Start THE DATA

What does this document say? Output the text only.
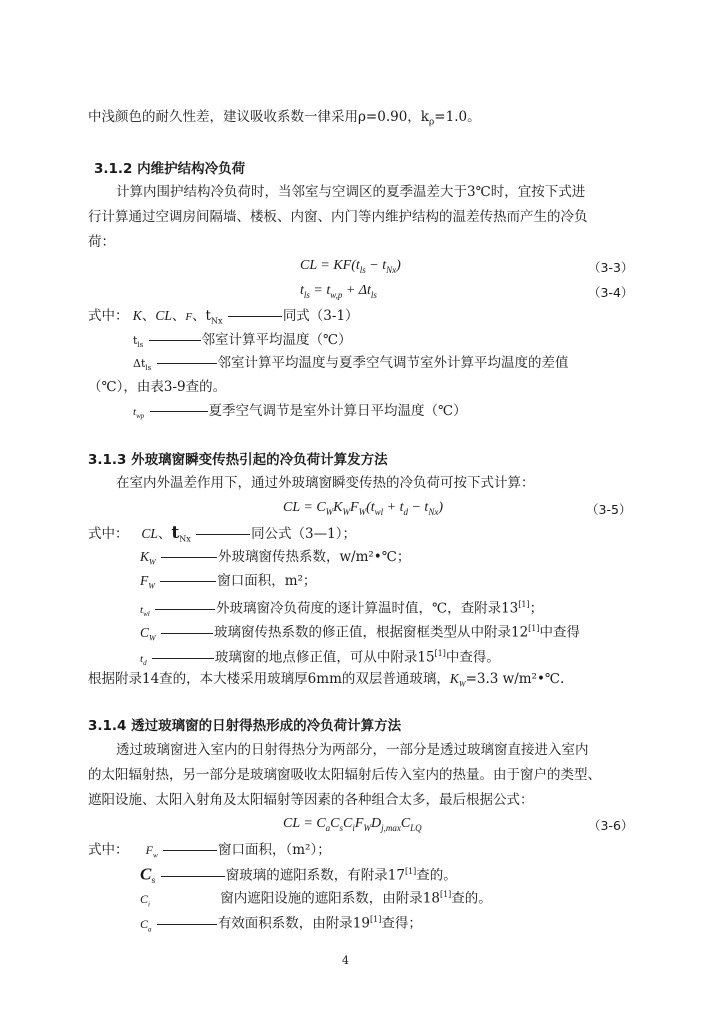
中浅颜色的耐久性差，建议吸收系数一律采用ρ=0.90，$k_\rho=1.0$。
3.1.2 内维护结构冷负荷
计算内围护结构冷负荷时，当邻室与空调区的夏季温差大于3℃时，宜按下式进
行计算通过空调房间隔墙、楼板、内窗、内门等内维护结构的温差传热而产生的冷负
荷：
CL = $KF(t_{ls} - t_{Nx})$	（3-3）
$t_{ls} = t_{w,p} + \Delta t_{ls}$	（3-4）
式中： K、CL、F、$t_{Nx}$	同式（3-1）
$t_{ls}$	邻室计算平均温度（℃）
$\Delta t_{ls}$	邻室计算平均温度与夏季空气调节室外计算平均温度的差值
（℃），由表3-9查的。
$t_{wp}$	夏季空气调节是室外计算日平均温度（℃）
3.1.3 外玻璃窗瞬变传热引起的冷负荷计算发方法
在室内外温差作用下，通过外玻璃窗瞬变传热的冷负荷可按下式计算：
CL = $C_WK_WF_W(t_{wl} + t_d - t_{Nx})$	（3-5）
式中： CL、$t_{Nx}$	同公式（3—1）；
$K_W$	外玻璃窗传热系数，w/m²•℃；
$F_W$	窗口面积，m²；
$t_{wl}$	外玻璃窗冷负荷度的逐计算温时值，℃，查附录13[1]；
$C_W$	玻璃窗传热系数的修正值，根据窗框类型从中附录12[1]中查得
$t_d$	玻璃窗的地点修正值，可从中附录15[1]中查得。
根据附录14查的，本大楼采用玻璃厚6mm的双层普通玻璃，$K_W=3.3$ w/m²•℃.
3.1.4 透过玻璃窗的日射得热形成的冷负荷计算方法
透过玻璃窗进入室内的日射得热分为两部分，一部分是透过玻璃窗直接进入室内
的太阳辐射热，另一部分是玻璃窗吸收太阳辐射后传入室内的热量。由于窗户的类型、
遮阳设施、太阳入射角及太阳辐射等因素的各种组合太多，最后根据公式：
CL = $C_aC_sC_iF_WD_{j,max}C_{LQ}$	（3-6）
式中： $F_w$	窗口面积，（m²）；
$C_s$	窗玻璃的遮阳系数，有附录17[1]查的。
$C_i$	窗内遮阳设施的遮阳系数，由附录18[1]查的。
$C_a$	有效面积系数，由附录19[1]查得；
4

End THE DATA
Start THE DATA

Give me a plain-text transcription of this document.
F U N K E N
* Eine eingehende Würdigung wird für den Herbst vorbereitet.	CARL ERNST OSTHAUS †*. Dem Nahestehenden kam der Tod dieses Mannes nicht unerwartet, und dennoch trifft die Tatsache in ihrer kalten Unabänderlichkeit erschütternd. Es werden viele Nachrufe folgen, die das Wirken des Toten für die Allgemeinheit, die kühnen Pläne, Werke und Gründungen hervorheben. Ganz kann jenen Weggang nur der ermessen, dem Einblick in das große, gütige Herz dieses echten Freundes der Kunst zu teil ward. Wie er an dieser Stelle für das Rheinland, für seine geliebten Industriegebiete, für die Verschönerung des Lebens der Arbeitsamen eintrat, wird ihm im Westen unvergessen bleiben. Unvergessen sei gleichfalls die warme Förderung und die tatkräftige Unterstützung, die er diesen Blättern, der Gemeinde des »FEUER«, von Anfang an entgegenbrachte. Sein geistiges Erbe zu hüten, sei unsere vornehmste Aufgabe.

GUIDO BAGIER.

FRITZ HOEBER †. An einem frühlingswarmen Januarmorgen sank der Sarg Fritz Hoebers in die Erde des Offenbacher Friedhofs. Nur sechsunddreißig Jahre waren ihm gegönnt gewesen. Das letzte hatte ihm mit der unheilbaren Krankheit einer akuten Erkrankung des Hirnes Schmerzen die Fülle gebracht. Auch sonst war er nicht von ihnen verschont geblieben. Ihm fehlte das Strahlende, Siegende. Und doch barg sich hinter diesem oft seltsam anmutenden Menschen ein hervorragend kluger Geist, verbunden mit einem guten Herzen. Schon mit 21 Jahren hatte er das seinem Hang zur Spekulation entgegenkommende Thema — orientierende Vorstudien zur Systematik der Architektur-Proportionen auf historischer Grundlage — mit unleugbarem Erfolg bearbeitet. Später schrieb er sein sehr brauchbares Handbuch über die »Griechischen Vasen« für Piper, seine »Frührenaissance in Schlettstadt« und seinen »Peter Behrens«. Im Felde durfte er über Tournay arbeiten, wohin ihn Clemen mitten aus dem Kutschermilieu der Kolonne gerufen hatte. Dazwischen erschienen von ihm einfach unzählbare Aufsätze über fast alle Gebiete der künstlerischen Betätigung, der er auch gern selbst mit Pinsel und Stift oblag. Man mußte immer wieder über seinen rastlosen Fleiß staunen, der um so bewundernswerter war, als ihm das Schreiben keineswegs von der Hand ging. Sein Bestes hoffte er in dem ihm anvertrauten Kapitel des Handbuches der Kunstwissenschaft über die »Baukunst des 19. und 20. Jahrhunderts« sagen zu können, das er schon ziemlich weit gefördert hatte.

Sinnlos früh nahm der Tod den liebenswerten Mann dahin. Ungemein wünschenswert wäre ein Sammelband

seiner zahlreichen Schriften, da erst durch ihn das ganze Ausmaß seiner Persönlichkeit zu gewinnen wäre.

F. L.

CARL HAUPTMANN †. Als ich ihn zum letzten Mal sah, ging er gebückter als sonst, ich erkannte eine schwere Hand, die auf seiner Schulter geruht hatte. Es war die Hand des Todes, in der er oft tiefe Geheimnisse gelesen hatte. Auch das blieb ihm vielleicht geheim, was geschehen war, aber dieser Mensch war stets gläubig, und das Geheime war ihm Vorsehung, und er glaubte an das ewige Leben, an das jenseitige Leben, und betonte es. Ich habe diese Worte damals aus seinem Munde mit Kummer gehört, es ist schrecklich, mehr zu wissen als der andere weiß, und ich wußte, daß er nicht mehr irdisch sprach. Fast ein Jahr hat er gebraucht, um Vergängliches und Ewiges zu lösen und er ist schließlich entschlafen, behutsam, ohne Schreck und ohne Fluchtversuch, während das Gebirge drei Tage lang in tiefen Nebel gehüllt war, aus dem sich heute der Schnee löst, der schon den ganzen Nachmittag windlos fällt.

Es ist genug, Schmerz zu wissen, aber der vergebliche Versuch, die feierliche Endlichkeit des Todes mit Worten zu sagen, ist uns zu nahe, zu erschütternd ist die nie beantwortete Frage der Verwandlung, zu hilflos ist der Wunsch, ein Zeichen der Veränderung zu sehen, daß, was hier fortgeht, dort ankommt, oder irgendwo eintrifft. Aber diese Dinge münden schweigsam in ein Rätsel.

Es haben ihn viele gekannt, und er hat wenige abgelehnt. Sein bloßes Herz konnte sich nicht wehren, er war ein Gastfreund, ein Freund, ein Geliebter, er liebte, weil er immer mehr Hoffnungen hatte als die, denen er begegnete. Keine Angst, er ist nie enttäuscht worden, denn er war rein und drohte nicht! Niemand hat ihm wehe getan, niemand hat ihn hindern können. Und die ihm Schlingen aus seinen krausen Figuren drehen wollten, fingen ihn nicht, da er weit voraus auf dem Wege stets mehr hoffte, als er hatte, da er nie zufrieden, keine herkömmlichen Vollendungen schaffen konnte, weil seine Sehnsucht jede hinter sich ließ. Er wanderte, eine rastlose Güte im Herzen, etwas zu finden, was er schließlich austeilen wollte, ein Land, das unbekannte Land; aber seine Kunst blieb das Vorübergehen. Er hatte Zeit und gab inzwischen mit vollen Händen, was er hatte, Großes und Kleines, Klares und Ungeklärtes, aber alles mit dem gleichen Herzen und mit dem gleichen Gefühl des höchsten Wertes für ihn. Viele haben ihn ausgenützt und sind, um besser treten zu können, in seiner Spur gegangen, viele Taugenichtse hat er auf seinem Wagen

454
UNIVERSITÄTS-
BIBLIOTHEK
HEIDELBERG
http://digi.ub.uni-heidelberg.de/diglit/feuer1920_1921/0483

End THE DATA

Pick every line with "this" in it and copy it.

WORKED ANSWER
What does this document say? Output the text only.
Give me a plain-text transcription of this document.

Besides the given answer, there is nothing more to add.